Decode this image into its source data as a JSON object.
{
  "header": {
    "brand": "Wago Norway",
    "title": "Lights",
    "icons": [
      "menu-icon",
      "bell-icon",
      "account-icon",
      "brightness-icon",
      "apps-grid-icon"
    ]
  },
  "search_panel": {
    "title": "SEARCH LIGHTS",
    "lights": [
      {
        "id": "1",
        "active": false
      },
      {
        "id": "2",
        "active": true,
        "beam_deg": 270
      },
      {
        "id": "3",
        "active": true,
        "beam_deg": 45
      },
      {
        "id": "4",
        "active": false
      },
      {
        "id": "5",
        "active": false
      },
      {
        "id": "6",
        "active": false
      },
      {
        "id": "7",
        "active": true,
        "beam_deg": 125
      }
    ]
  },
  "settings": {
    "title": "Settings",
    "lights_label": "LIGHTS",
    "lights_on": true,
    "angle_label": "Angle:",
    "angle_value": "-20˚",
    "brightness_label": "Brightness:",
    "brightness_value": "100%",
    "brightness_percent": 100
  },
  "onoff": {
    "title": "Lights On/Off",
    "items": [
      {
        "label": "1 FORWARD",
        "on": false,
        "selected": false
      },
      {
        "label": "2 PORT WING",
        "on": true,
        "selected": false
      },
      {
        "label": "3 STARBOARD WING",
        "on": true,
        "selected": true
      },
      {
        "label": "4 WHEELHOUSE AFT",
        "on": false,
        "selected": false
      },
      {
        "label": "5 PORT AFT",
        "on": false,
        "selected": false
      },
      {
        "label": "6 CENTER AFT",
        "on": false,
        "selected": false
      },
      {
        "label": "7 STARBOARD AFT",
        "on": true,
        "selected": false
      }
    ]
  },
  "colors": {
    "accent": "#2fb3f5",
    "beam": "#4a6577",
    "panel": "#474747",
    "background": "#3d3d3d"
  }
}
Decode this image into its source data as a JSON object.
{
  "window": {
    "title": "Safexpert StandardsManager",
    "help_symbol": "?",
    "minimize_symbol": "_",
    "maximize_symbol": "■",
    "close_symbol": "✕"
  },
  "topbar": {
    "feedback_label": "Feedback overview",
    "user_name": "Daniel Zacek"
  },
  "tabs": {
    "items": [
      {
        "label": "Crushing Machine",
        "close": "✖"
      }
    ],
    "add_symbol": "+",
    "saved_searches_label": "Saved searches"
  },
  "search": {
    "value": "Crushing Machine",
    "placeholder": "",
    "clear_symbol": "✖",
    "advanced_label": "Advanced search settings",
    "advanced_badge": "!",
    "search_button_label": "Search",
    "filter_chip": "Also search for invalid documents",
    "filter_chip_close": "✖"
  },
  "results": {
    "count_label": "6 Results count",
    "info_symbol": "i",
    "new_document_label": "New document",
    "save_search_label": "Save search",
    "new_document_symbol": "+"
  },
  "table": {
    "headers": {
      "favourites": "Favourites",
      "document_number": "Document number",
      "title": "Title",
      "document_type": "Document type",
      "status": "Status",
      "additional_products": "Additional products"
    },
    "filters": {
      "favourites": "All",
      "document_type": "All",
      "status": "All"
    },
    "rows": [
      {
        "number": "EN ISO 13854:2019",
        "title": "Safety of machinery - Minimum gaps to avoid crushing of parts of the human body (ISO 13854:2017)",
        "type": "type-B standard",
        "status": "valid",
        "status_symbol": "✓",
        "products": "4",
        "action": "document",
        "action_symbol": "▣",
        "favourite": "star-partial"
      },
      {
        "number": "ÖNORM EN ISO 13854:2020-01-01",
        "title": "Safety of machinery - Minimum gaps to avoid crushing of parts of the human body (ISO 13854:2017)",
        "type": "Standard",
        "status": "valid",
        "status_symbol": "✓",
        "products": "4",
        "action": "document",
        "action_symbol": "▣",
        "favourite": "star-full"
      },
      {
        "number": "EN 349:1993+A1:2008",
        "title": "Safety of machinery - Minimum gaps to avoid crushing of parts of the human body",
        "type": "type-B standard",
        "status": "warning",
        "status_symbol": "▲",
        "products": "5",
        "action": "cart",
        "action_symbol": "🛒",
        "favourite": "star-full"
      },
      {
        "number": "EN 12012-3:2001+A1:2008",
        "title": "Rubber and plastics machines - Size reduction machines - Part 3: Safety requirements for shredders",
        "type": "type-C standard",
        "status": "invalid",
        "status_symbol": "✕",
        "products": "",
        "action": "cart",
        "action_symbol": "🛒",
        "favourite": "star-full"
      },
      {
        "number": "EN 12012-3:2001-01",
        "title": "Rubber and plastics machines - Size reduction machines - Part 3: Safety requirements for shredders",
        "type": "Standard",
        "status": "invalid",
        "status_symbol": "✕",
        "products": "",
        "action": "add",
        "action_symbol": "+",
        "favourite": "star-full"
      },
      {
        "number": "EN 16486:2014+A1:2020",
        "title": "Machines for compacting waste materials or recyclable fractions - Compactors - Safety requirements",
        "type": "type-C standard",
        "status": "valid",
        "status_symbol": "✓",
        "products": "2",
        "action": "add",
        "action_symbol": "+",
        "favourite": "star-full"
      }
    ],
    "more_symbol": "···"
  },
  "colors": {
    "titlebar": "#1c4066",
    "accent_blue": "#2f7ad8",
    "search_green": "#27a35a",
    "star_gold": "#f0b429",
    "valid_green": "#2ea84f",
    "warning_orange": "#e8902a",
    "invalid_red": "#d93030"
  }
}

◆ ◆ ◆ ◆ ◆

Exercise objective: Copy the material above, line for line.

Answer for this exercise:
Decode this image into its source data as a JSON object.
{
  "header": {
    "brand": "Wago Norway",
    "title": "Lights",
    "icons": [
      "menu-icon",
      "bell-icon",
      "account-icon",
      "brightness-icon",
      "apps-grid-icon"
    ]
  },
  "search_panel": {
    "title": "SEARCH LIGHTS",
    "lights": [
      {
        "id": "1",
        "active": false
      },
      {
        "id": "2",
        "active": true,
        "beam_deg": 270
      },
      {
        "id": "3",
        "active": true,
        "beam_deg": 45
      },
      {
        "id": "4",
        "active": false
      },
      {
        "id": "5",
        "active": false
      },
      {
        "id": "6",
        "active": false
      },
      {
        "id": "7",
        "active": true,
        "beam_deg": 125
      }
    ]
  },
  "settings": {
    "title": "Settings",
    "lights_label": "LIGHTS",
    "lights_on": true,
    "angle_label": "Angle:",
    "angle_value": "-20˚",
    "brightness_label": "Brightness:",
    "brightness_value": "100%",
    "brightness_percent": 100
  },
  "onoff": {
    "title": "Lights On/Off",
    "items": [
      {
        "label": "1 FORWARD",
        "on": false,
        "selected": false
      },
      {
        "label": "2 PORT WING",
        "on": true,
        "selected": false
      },
      {
        "label": "3 STARBOARD WING",
        "on": true,
        "selected": true
      },
      {
        "label": "4 WHEELHOUSE AFT",
        "on": false,
        "selected": false
      },
      {
        "label": "5 PORT AFT",
        "on": false,
        "selected": false
      },
      {
        "label": "6 CENTER AFT",
        "on": false,
        "selected": false
      },
      {
        "label": "7 STARBOARD AFT",
        "on": true,
        "selected": false
      }
    ]
  },
  "colors": {
    "accent": "#2fb3f5",
    "beam": "#4a6577",
    "panel": "#474747",
    "background": "#3d3d3d"
  }
}
Decode this image into its source data as a JSON object.
{
  "window": {
    "title": "Safexpert StandardsManager",
    "help_symbol": "?",
    "minimize_symbol": "_",
    "maximize_symbol": "■",
    "close_symbol": "✕"
  },
  "topbar": {
    "feedback_label": "Feedback overview",
    "user_name": "Daniel Zacek"
  },
  "tabs": {
    "items": [
      {
        "label": "Crushing Machine",
        "close": "✖"
      }
    ],
    "add_symbol": "+",
    "saved_searches_label": "Saved searches"
  },
  "search": {
    "value": "Crushing Machine",
    "placeholder": "",
    "clear_symbol": "✖",
    "advanced_label": "Advanced search settings",
    "advanced_badge": "!",
    "search_button_label": "Search",
    "filter_chip": "Also search for invalid documents",
    "filter_chip_close": "✖"
  },
  "results": {
    "count_label": "6 Results count",
    "info_symbol": "i",
    "new_document_label": "New document",
    "save_search_label": "Save search",
    "new_document_symbol": "+"
  },
  "table": {
    "headers": {
      "favourites": "Favourites",
      "document_number": "Document number",
      "title": "Title",
      "document_type": "Document type",
      "status": "Status",
      "additional_products": "Additional products"
    },
    "filters": {
      "favourites": "All",
      "document_type": "All",
      "status": "All"
    },
    "rows": [
      {
        "number": "EN ISO 13854:2019",
        "title": "Safety of machinery - Minimum gaps to avoid crushing of parts of the human body (ISO 13854:2017)",
        "type": "type-B standard",
        "status": "valid",
        "status_symbol": "✓",
        "products": "4",
        "action": "document",
        "action_symbol": "▣",
        "favourite": "star-partial"
      },
      {
        "number": "ÖNORM EN ISO 13854:2020-01-01",
        "title": "Safety of machinery - Minimum gaps to avoid crushing of parts of the human body (ISO 13854:2017)",
        "type": "Standard",
        "status": "valid",
        "status_symbol": "✓",
        "products": "4",
        "action": "document",
        "action_symbol": "▣",
        "favourite": "star-full"
      },
      {
        "number": "EN 349:1993+A1:2008",
        "title": "Safety of machinery - Minimum gaps to avoid crushing of parts of the human body",
        "type": "type-B standard",
        "status": "warning",
        "status_symbol": "▲",
        "products": "5",
        "action": "cart",
        "action_symbol": "🛒",
        "favourite": "star-full"
      },
      {
        "number": "EN 12012-3:2001+A1:2008",
        "title": "Rubber and plastics machines - Size reduction machines - Part 3: Safety requirements for shredders",
        "type": "type-C standard",
        "status": "invalid",
        "status_symbol": "✕",
        "products": "",
        "action": "cart",
        "action_symbol": "🛒",
        "favourite": "star-full"
      },
      {
        "number": "EN 12012-3:2001-01",
        "title": "Rubber and plastics machines - Size reduction machines - Part 3: Safety requirements for shredders",
        "type": "Standard",
        "status": "invalid",
        "status_symbol": "✕",
        "products": "",
        "action": "add",
        "action_symbol": "+",
        "favourite": "star-full"
      },
      {
        "number": "EN 16486:2014+A1:2020",
        "title": "Machines for compacting waste materials or recyclable fractions - Compactors - Safety requirements",
        "type": "type-C standard",
        "status": "valid",
        "status_symbol": "✓",
        "products": "2",
        "action": "add",
        "action_symbol": "+",
        "favourite": "star-full"
      }
    ],
    "more_symbol": "···"
  },
  "colors": {
    "titlebar": "#1c4066",
    "accent_blue": "#2f7ad8",
    "search_green": "#27a35a",
    "star_gold": "#f0b429",
    "valid_green": "#2ea84f",
    "warning_orange": "#e8902a",
    "invalid_red": "#d93030"
  }
}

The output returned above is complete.